> INSTRUCTIONS FOR THE TASK: List each line of the data that holds the string "text".

====== DATA SUPPLIED

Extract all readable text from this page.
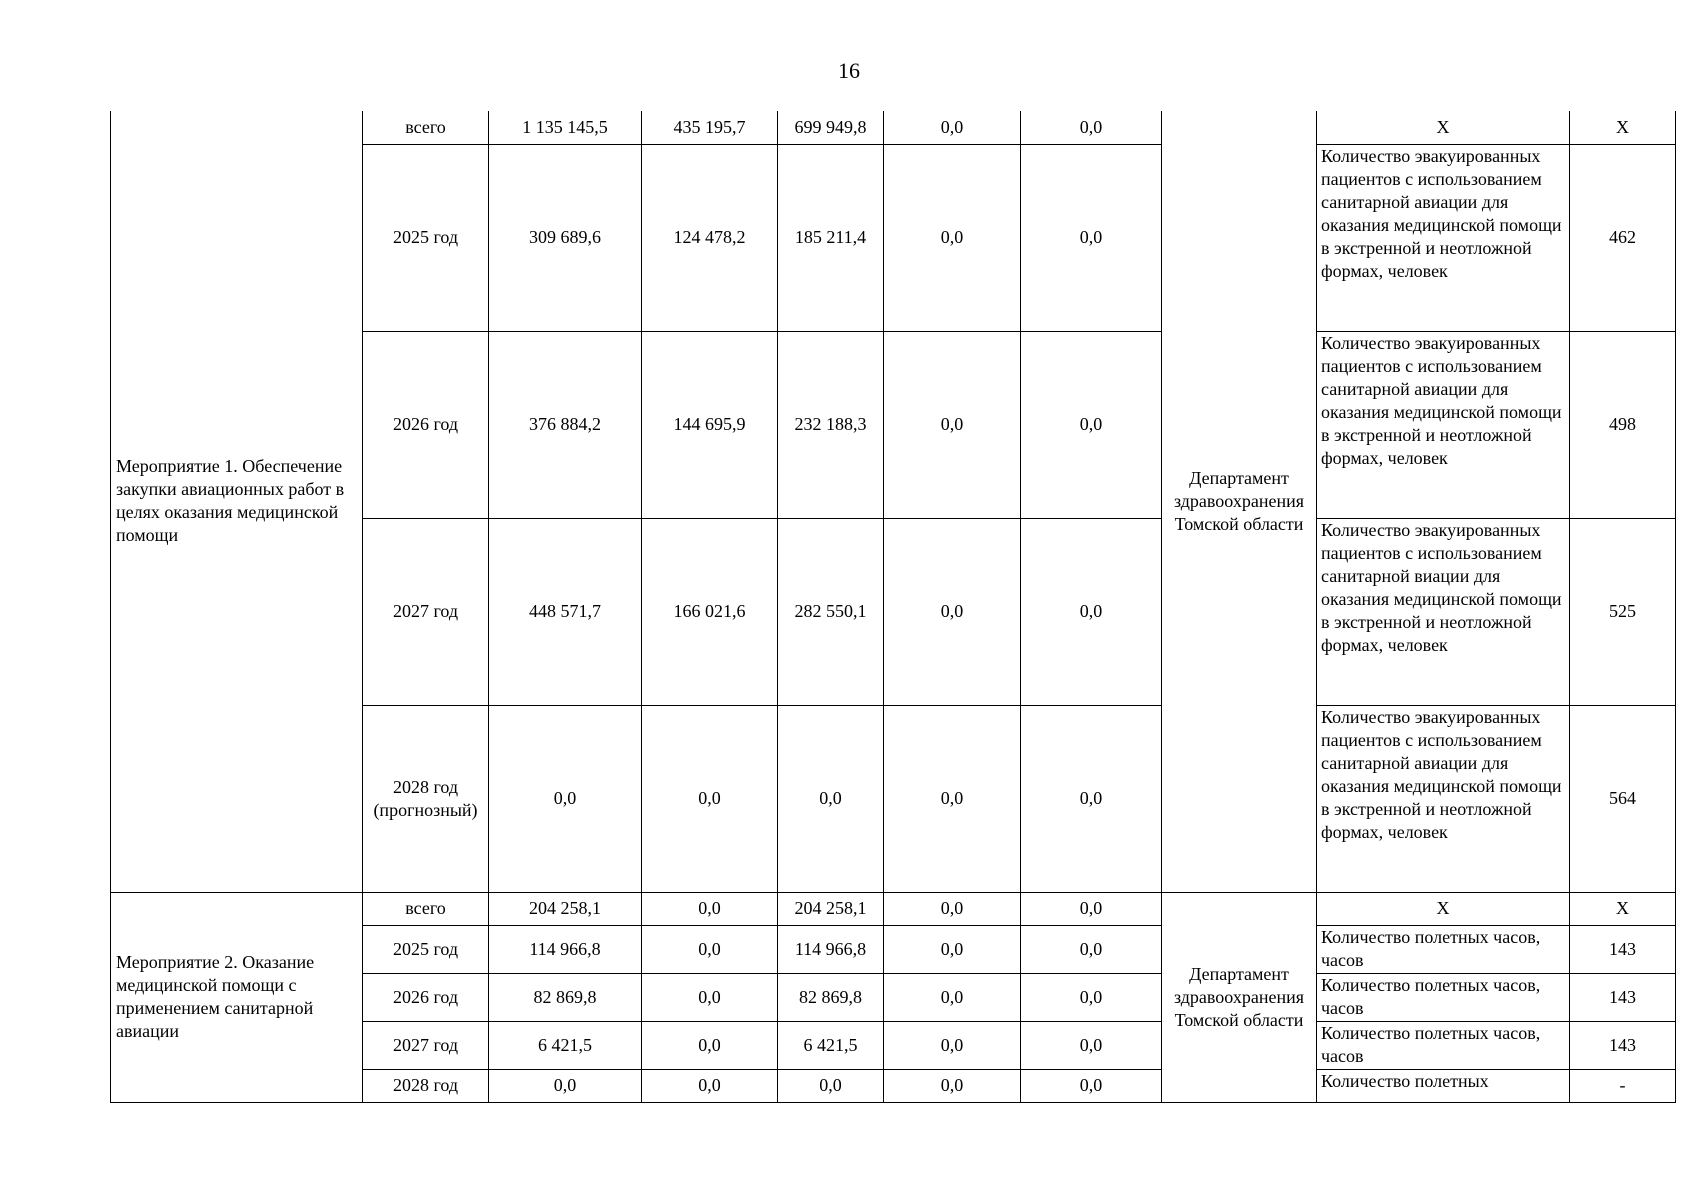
16
Мероприятие 1. Обеспечение закупки авиационных работ в целях оказания медицинской помощи	всего	1 135 145,5	435 195,7	699 949,8	0,0	0,0	Департамент здравоохранения Томской области	Х	Х
	2025 год	309 689,6	124 478,2	185 211,4	0,0	0,0		Количество эвакуированных пациентов с использованием санитарной авиации для оказания медицинской помощи в экстренной и неотложной формах, человек	462
	2026 год	376 884,2	144 695,9	232 188,3	0,0	0,0		Количество эвакуированных пациентов с использованием санитарной авиации для оказания медицинской помощи в экстренной и неотложной формах, человек	498
	2027 год	448 571,7	166 021,6	282 550,1	0,0	0,0		Количество эвакуированных пациентов с использованием санитарной виации для оказания медицинской помощи в экстренной и неотложной формах, человек	525
	2028 год (прогнозный)	0,0	0,0	0,0	0,0	0,0		Количество эвакуированных пациентов с использованием санитарной авиации для оказания медицинской помощи в экстренной и неотложной формах, человек	564
Мероприятие 2. Оказание медицинской помощи с применением санитарной авиации	всего	204 258,1	0,0	204 258,1	0,0	0,0	Департамент здравоохранения Томской области	Х	Х
	2025 год	114 966,8	0,0	114 966,8	0,0	0,0		Количество полетных часов, часов	143
	2026 год	82 869,8	0,0	82 869,8	0,0	0,0		Количество полетных часов, часов	143
	2027 год	6 421,5	0,0	6 421,5	0,0	0,0		Количество полетных часов, часов	143
	2028 год	0,0	0,0	0,0	0,0	0,0		Количество полетных	-
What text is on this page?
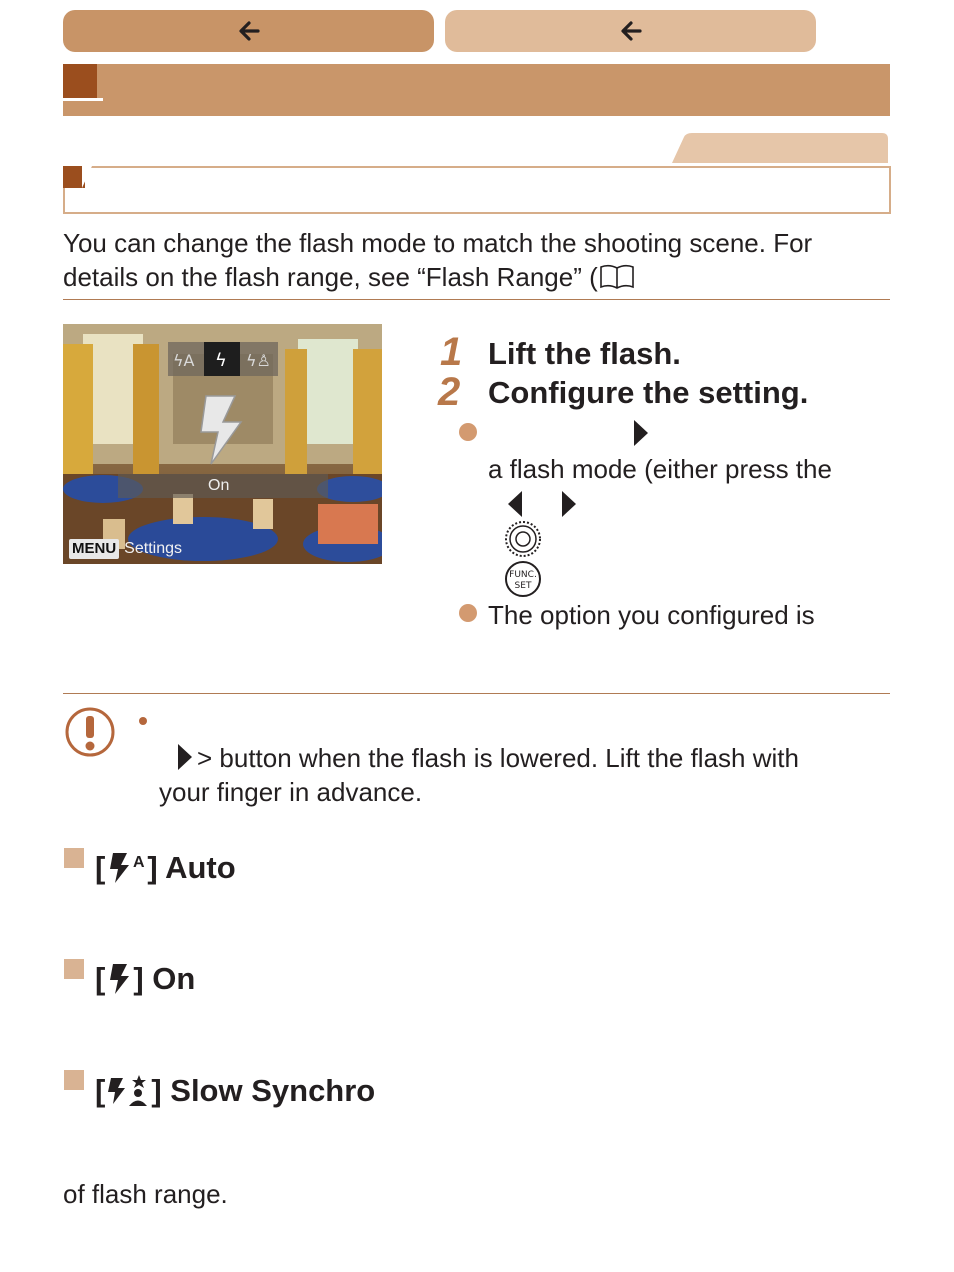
You can change the flash mode to match the shooting scene. For
details on the flash range, see “Flash Range” (
ϟA ϟ ϟ♙
On
MENU Settings
1 Lift the flash.
2 Configure the setting.
a flash mode (either press the
FUNC.
SET
The option you configured is
> button when the flash is lowered. Lift the flash with
your finger in advance.
[ A ] Auto
[ ] On
[ ] Slow Synchro
of flash range.
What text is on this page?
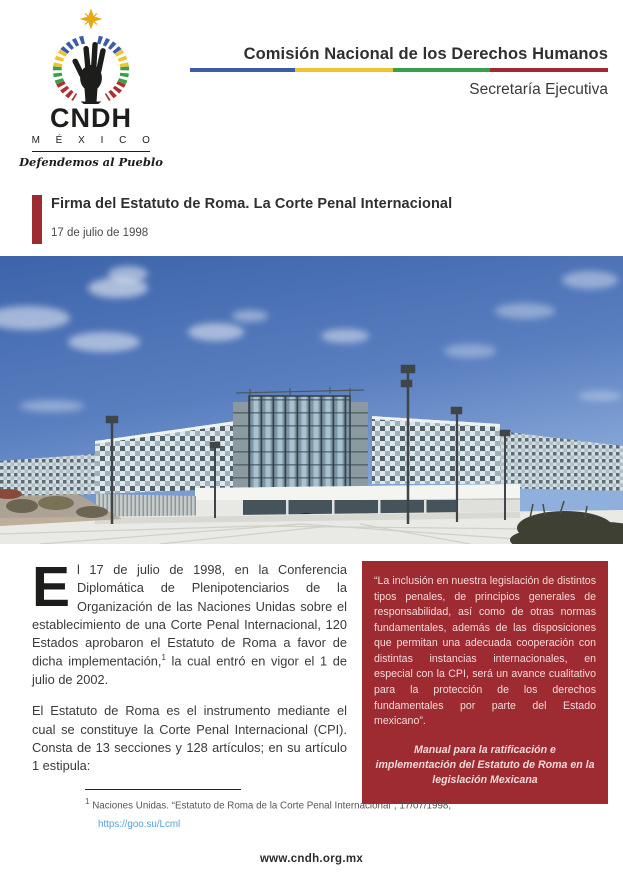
CNDH
M É X I C O
Defendemos al Pueblo
Comisión Nacional de los Derechos Humanos
Secretaría Ejecutiva
Firma del Estatuto de Roma. La Corte Penal Internacional
17 de julio de 1998

El 17 de julio de 1998, en la Conferencia Diplomática de Plenipotenciarios de la Organización de las Naciones Unidas sobre el establecimiento de una Corte Penal Internacional, 120 Estados aprobaron el Estatuto de Roma a favor de dicha implementación,$^1$ la cual entró en vigor el 1 de julio de 2002.

El Estatuto de Roma es el instrumento mediante el cual se constituye la Corte Penal Internacional (CPI). Consta de 13 secciones y 128 artículos; en su artículo 1 estipula:

“La inclusión en nuestra legislación de distintos tipos penales, de principios generales de responsabilidad, así como de otras normas fundamentales, además de las disposiciones que permitan una adecuada cooperación con distintas instancias internacionales, en especial con la CPI, será un avance cualitativo para la protección de los derechos fundamentales por parte del Estado mexicano”.
Manual para la ratificación e implementación del Estatuto de Roma en la legislación Mexicana
$^1$ Naciones Unidas. “Estatuto de Roma de la Corte Penal Internacional”, 17/07/1998,
https://goo.su/Lcml
www.cndh.org.mx
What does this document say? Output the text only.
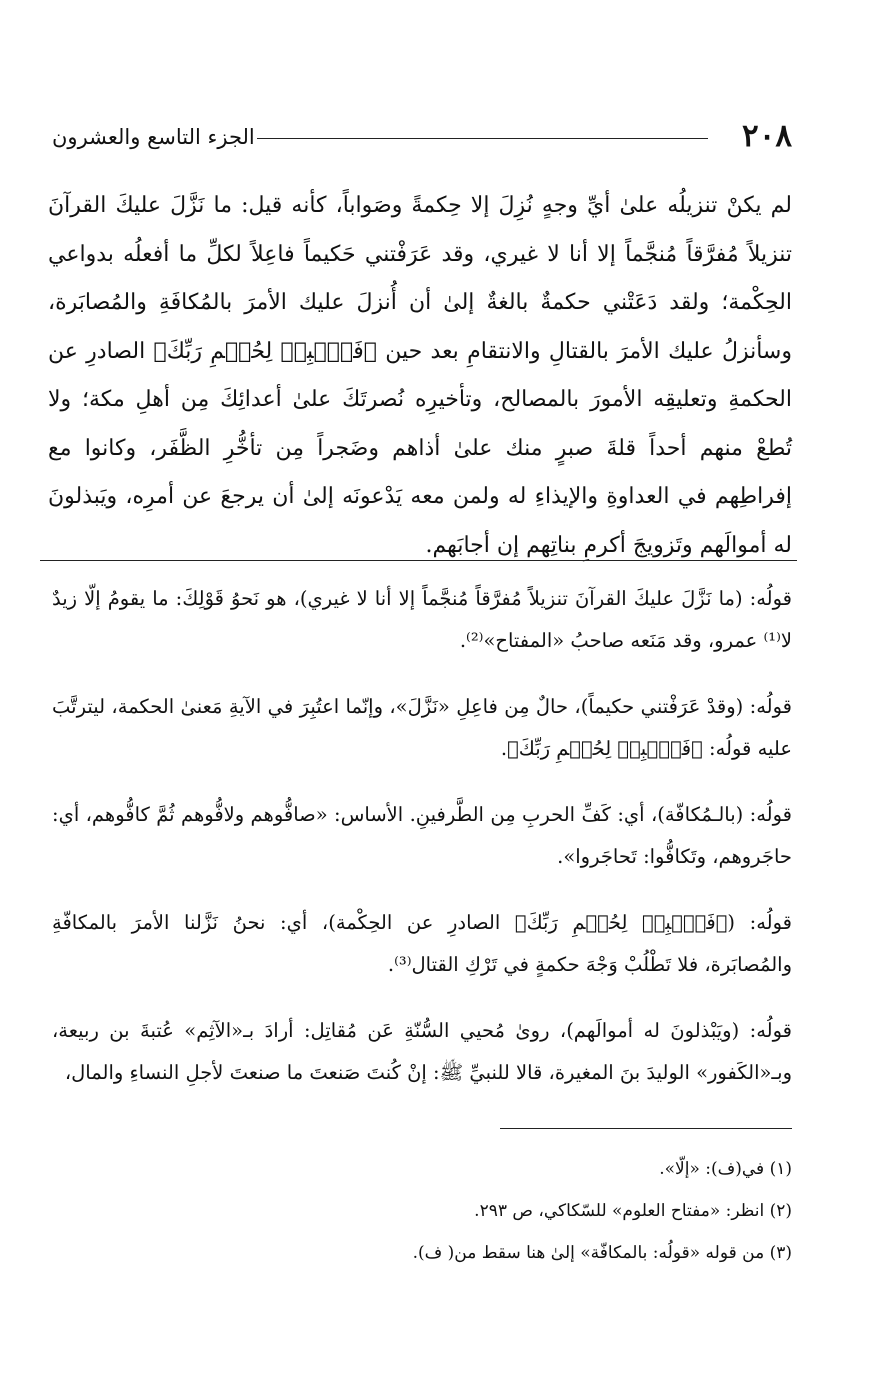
٢٠٨
الجزء التاسع والعشرون

لم يكنْ تنزيلُه علىٰ أيِّ وجهٍ نُزِلَ إلا حِكمةً وصَواباً، كأنه قيل: ما نَزَّلَ عليكَ القرآنَ تنزيلاً مُفرَّقاً مُنجَّماً إلا أنا لا غيري، وقد عَرَفْتني حَكيماً فاعِلاً لكلِّ ما أفعلُه بدواعي الحِكْمة؛ ولقد دَعَتْني حكمةٌ بالغةٌ إلىٰ أن أُنزلَ عليك الأمرَ بالمُكافَةِ والمُصابَرة، وسأنزلُ عليك الأمرَ بالقتالِ والانتقامِ بعد حين ﴿فَٱصۡبِرۡ لِحُكۡمِ رَبِّكَ﴾ الصادرِ عن الحكمةِ وتعليقِه الأمورَ بالمصالح، وتأخيرِه نُصرتَكَ علىٰ أعدائِكَ مِن أهلِ مكة؛ ولا تُطعْ منهم أحداً قلةَ صبرٍ منك علىٰ أذاهم وضَجراً مِن تأخُّرِ الظَّفَر، وكانوا مع إفراطِهم في العداوةِ والإيذاءِ له ولمن معه يَدْعونَه إلىٰ أن يرجعَ عن أمرِه، ويَبذلونَ له أموالَهم وتَزويجَ أكرمِ بناتِهم إن أجابَهم.

قولُه: (ما نَزَّلَ عليكَ القرآنَ تنزيلاً مُفرَّقاً مُنجَّماً إلا أنا لا غيري)، هو نَحوُ قَوْلِكَ: ما يقومُ إلّا زيدٌ لا⁽¹⁾ عمرو، وقد مَنَعه صاحبُ «المفتاح»⁽²⁾.

قولُه: (وقدْ عَرَفْتني حكيماً)، حالٌ مِن فاعِلِ «نَزَّلَ»، وإنّما اعتُبِرَ في الآيةِ مَعنىٰ الحكمة، ليترتَّبَ عليه قولُه: ﴿فَٱصۡبِرۡ لِحُكۡمِ رَبِّكَ﴾.

قولُه: (بالـمُكافّة)، أي: كَفِّ الحربِ مِن الطَّرفينِ. الأساس: «صافُّوهم ولافُّوهم ثُمَّ كافُّوهم، أي: حاجَروهم، وتَكافُّوا: تَحاجَروا».

قولُه: (﴿فَٱصۡبِرۡ لِحُكۡمِ رَبِّكَ﴾ الصادرِ عن الحِكْمة)، أي: نحنُ نَزَّلنا الأمرَ بالمكافّةِ والمُصابَرة، فلا تَطْلُبْ وَجْهَ حكمةٍ في تَرْكِ القتال⁽³⁾.

قولُه: (ويَبْذلونَ له أموالَهم)، روىٰ مُحيي السُّنّةِ عَن مُقاتِل: أرادَ بـ«الآثِم» عُتبةَ بن ربيعة، وبـ«الكَفور» الوليدَ بنَ المغيرة، قالا للنبيِّ ﷺ: إنْ كُنتَ صَنعتَ ما صنعتَ لأجلِ النساءِ والمال،

(١) في(ف): «إلّا».

(٢) انظر: «مفتاح العلوم» للسّكاكي، ص ٢٩٣.

(٣) من قوله «قولُه: بالمكافّة» إلىٰ هنا سقط من( ف).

============

> OUTPUT OF THE TASK:
Extract all readable text from this page.
What text is on this page?
What text is on this page?
What does this document say? Output the text only.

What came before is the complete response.